* **SET PROBLEM 1**:
For the passage about the Cuba study abroad program, state whether each statement agrees with it. Answer yes or no, and quote the words of the passage that decide it. (a) Official U.S.-Cuba talks began on Jan. 21. (b) Gaiter taught the course "Sugar, Salsa and Santería." (c) The University's study abroad program began when eight students set sail for Spain in 1923.

* **SOURCE TEXT**:
** begin **

The UD students became the first group of American students to visit a Cuban television studio, said Braham, who coordinated the visit through a colleague whose husband is a director of the most popular Cuban comedy Living on Stories, in its English translation. 

The studio’s leadership was excited to welcome the UD group, inviting students to visit a second time in order to meet the show’s actors and watch the show being filmed. 

Midway through their study abroad program, students also saw and engaged with many international news organizations that arrived in the country as official U.S.-Cuba talks began on Jan. 21.

“Studying Cuba offers an opportunity to look at one of the last socialist/communist countries on earth,” said program co-director Gaiter, associate professor of art. “I thought the students would see capitalism more clearly by experiencing the absence of it. They could also see how the arts are practiced differently.”

The program included academic coursework, resources and site visits. Braham taught “Sugar, Salsa and Santería: Contemporary Cuba and the Caribbean.”

She described the course, noting that “sugar stands for Cuba’s past of sugar and slavery, salsa stands for traditional Cuban music, and Santería is the notion of a syncretic religion … a mixture of both European and African influences that reflects the mixture that is evident in Cuban society.”

Gaiter taught a course titled “Art and Design in Cuban Life.” 

“History and culture are also inextricably woven into the arts,” she said. “Afro-Cuban culture, as well as Spanish culture, is evident in visual representations of Santería and Abakuá icons, gods and figures. Cubans keep their history and culture alive through the arts.”

Students read fundamental texts about the slave trade in Cuba and the revolution, and viewed art in local museums and throughout the city of Havana. “The students were surrounded with beauty, natural and created. All this was juxtaposed against extreme poverty and near-ruin,” said Gaiter. “We definitely experienced the aesthetics of extremes.”

Students documented their time in Cuba through visual journals where they wrote about their experiences, as well as mounted art they were given or found. Gaiter hopes to display students’ artwork as well as their photographs during an exhibition to be announced later this semester. 

Students returned to campus with gained understanding of the many facets of Cuban life, as well as with greater insight into their own lives.

“It changed many students’ views of their place in the world, and of what we have living in the United States compared to people in other parts of the world. It changed their views about the role of money in a happy life -- the vast majority of Cubans are incredibly poor, but in fact have very rich cultural lives,” said Braham. 

About study abroad

The University of Delaware is a national leader in study abroad programs. Approximately 35 percent of undergraduates study outside of the U.S. on an annual basis. Winter Session is the most popular time for Delaware students to do so, with about 80 percent of all study abroad activity taking place during this semester.

The year 2013 marked the 90th anniversary of the University’s study abroad program, considered the first in America when eight students set sail for France in 1923.

Since then, UD has continued to expand education abroad opportunities to include academic coursework, internships, research, and service learning across the globe.

** end **

* **RECORDS FOR THE TASK**:
** begin **

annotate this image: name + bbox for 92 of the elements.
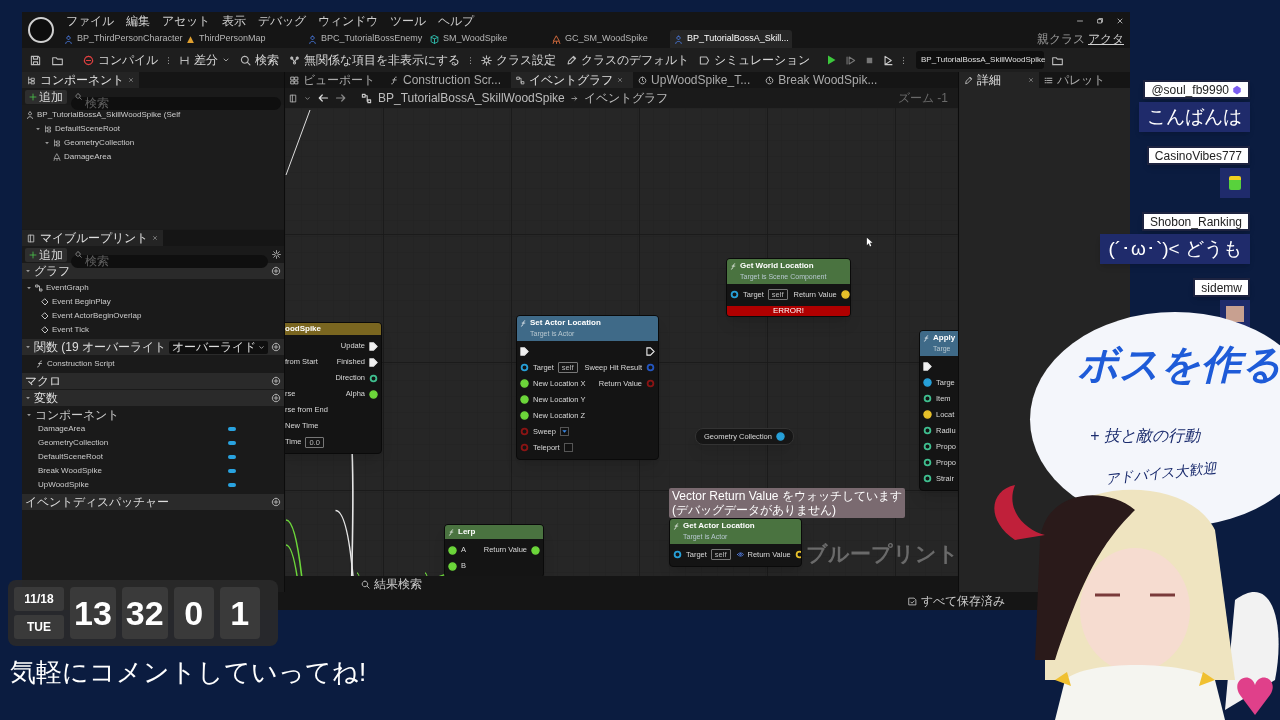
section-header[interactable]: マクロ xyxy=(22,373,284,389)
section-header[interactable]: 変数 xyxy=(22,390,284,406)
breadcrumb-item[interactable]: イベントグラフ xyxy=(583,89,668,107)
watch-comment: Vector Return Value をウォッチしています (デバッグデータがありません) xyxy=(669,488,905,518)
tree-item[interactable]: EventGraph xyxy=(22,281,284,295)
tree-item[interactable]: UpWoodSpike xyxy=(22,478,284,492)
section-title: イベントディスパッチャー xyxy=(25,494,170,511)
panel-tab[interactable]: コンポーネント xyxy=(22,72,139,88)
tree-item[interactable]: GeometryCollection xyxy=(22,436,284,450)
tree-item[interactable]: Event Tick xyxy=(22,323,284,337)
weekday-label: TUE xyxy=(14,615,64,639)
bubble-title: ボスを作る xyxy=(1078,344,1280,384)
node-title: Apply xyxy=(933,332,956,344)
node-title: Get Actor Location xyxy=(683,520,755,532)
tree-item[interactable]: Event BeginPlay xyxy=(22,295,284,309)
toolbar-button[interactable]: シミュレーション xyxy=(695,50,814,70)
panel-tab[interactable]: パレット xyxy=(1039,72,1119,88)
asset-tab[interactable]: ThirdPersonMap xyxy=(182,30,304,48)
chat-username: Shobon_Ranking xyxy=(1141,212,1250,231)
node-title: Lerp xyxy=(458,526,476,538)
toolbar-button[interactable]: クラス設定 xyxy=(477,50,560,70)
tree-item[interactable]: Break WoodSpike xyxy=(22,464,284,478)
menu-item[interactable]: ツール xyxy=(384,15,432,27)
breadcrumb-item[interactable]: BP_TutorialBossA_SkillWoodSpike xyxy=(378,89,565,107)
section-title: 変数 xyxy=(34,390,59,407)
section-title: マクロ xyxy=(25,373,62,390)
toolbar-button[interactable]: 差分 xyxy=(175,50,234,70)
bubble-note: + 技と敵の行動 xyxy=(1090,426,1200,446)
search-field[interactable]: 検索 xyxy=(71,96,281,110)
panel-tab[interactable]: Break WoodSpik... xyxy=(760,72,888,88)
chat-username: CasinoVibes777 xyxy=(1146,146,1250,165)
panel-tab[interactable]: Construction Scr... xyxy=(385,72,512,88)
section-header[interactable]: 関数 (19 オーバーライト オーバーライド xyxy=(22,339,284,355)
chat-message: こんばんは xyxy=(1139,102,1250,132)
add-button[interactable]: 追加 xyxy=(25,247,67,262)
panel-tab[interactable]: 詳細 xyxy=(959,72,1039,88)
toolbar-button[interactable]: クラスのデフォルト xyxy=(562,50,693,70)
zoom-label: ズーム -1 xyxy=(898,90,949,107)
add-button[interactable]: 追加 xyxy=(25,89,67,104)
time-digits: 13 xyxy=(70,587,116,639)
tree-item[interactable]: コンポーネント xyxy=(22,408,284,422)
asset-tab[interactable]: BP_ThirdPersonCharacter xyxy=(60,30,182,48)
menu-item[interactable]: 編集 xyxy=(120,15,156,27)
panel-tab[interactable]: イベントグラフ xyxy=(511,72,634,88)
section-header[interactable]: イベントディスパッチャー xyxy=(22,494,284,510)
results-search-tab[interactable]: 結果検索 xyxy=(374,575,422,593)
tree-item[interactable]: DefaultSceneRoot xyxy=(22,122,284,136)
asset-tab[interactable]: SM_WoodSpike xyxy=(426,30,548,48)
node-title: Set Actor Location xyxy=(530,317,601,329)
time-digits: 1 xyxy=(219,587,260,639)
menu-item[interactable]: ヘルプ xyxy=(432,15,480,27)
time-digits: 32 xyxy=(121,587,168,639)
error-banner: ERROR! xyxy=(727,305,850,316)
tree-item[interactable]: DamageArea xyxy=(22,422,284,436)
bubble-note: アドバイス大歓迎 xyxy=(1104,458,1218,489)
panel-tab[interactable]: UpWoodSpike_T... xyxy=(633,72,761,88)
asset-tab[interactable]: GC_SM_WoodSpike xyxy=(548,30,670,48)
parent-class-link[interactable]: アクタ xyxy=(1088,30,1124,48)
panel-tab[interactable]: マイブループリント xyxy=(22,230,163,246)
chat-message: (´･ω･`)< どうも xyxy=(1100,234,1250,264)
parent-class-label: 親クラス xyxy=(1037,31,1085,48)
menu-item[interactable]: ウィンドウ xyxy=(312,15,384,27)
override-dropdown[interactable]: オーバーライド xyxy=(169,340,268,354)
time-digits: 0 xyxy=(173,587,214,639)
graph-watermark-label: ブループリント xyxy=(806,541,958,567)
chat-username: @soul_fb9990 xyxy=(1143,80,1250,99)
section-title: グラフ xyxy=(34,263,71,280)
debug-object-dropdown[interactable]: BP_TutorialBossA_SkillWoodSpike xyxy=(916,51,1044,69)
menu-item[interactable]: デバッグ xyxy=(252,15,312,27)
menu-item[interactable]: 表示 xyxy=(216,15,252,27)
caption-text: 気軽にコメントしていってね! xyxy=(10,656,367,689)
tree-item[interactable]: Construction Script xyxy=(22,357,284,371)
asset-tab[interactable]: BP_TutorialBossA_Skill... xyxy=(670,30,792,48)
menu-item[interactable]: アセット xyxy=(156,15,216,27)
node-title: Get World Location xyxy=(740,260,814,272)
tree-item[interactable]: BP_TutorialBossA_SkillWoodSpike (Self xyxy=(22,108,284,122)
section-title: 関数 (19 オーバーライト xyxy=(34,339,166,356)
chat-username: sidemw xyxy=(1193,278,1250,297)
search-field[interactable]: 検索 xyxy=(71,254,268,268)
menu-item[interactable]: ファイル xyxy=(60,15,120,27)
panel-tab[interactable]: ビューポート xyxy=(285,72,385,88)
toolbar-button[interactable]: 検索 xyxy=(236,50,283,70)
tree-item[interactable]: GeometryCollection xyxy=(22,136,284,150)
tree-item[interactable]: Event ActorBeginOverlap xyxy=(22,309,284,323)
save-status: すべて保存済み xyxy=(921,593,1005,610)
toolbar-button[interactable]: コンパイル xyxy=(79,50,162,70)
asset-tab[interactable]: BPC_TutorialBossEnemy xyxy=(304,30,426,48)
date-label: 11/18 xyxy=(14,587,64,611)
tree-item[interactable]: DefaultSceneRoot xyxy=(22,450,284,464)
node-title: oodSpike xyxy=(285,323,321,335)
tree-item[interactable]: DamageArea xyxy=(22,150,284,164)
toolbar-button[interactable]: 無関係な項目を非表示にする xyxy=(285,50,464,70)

** end **
** begin **

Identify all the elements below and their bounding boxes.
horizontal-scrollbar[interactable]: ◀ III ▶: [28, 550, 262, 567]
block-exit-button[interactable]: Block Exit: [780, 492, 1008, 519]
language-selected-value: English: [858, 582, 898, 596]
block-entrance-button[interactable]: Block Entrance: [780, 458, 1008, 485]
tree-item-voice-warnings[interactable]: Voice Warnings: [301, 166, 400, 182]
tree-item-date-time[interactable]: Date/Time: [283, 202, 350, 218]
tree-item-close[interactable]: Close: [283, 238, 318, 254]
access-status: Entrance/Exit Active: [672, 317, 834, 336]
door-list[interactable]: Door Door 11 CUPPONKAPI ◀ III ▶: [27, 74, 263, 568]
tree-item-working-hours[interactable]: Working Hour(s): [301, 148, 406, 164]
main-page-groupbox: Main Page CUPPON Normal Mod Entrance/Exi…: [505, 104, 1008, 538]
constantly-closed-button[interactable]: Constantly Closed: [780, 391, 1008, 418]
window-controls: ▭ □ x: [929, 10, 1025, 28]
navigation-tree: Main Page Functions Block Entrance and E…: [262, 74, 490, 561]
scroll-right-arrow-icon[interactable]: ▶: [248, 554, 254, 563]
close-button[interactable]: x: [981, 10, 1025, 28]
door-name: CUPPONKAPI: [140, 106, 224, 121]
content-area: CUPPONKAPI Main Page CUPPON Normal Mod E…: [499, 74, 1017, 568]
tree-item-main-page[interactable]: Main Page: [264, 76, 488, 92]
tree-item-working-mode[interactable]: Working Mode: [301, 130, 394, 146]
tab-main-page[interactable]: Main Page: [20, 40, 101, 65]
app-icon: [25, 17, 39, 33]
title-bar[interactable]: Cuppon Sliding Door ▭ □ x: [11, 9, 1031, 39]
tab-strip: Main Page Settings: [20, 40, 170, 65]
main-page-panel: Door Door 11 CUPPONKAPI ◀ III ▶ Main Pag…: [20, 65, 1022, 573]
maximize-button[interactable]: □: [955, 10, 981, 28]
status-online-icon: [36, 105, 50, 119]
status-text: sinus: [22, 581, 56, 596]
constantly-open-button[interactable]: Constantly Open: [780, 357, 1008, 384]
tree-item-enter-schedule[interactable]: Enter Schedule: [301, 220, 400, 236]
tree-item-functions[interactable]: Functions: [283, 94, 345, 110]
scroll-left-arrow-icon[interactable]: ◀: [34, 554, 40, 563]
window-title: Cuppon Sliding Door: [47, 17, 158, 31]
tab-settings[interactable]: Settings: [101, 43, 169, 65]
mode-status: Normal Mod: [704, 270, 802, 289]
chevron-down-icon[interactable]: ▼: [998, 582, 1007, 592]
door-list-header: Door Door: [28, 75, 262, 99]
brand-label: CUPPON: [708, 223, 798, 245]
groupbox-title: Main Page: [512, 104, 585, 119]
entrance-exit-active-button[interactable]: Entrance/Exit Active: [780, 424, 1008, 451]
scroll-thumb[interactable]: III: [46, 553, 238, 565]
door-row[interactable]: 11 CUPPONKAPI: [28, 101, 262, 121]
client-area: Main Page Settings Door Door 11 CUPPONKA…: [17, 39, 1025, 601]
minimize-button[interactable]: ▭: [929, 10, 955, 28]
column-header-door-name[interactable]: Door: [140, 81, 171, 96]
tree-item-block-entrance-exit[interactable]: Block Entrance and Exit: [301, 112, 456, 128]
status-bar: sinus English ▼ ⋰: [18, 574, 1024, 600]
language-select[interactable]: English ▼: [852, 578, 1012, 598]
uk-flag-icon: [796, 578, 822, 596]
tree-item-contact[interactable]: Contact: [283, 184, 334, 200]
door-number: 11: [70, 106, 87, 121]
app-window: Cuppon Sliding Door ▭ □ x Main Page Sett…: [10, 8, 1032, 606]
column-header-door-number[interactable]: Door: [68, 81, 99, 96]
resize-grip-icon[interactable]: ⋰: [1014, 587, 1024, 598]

** end **

* **SET PROBLEM 2**:
Turn the rows of Block 1, from the line with "section-header[interactable]: マクロ xyxy=(22,373,284,389)" to the line with "add-button[interactable]: 追加 xyxy=(25,89,67,104)", both included, into a numbered list, omitting any blank lines.

* **FULL RESPONSE 1**:
(a) Yes: "as official U.S.-Cuba talks began on Jan. 21."
(b) No: "Braham taught “Sugar, Salsa and Santería: Contemporary Cuba and the Caribbean.”"
(c) No: "eight students set sail for France in 1923."

* **FULL RESPONSE 2**:
1. section-header[interactable]: マクロ xyxy=(22,373,284,389)
2. section-header[interactable]: 変数 xyxy=(22,390,284,406)
3. breadcrumb-item[interactable]: イベントグラフ xyxy=(583,89,668,107)
4. watch-comment: Vector Return Value をウォッチしています (デバッグデータがありません) xyxy=(669,488,905,518)
5. tree-item[interactable]: EventGraph xyxy=(22,281,284,295)
6. tree-item[interactable]: UpWoodSpike xyxy=(22,478,284,492)
7. section-title: イベントディスパッチャー xyxy=(25,494,170,511)
8. panel-tab[interactable]: コンポーネント xyxy=(22,72,139,88)
9. tree-item[interactable]: GeometryCollection xyxy=(22,436,284,450)
10. tree-item[interactable]: Event Tick xyxy=(22,323,284,337)
11. weekday-label: TUE xyxy=(14,615,64,639)
12. bubble-title: ボスを作る xyxy=(1078,344,1280,384)
13. node-title: Apply xyxy=(933,332,956,344)
14. node-title: Get Actor Location xyxy=(683,520,755,532)
15. tree-item[interactable]: Event BeginPlay xyxy=(22,295,284,309)
16. toolbar-button[interactable]: シミュレーション xyxy=(695,50,814,70)
17. panel-tab[interactable]: パレット xyxy=(1039,72,1119,88)
18. asset-tab[interactable]: ThirdPersonMap xyxy=(182,30,304,48)
19. chat-username: Shobon_Ranking xyxy=(1141,212,1250,231)
20. node-title: Lerp xyxy=(458,526,476,538)
21. toolbar-button[interactable]: クラス設定 xyxy=(477,50,560,70)
22. tree-item[interactable]: Break WoodSpike xyxy=(22,464,284,478)
23. menu-item[interactable]: ツール xyxy=(384,15,432,27)
24. breadcrumb-item[interactable]: BP_TutorialBossA_SkillWoodSpike xyxy=(378,89,565,107)
25. section-title: 変数 xyxy=(34,390,59,407)
26. section-title: マクロ xyxy=(25,373,62,390)
27. toolbar-button[interactable]: 差分 xyxy=(175,50,234,70)
28. bubble-note: + 技と敵の行動 xyxy=(1090,426,1200,446)
29. search-field[interactable]: 検索 xyxy=(71,96,281,110)
30. panel-tab[interactable]: Break WoodSpik... xyxy=(760,72,888,88)
31. chat-username: CasinoVibes777 xyxy=(1146,146,1250,165)
32. panel-tab[interactable]: Construction Scr... xyxy=(385,72,512,88)
33. section-header[interactable]: 関数 (19 オーバーライト オーバーライド xyxy=(22,339,284,355)
34. chat-message: こんばんは xyxy=(1139,102,1250,132)
35. add-button[interactable]: 追加 xyxy=(25,247,67,262)
36. panel-tab[interactable]: 詳細 xyxy=(959,72,1039,88)
37. toolbar-button[interactable]: クラスのデフォルト xyxy=(562,50,693,70)
38. zoom-label: ズーム -1 xyxy=(898,90,949,107)
39. add-button[interactable]: 追加 xyxy=(25,89,67,104)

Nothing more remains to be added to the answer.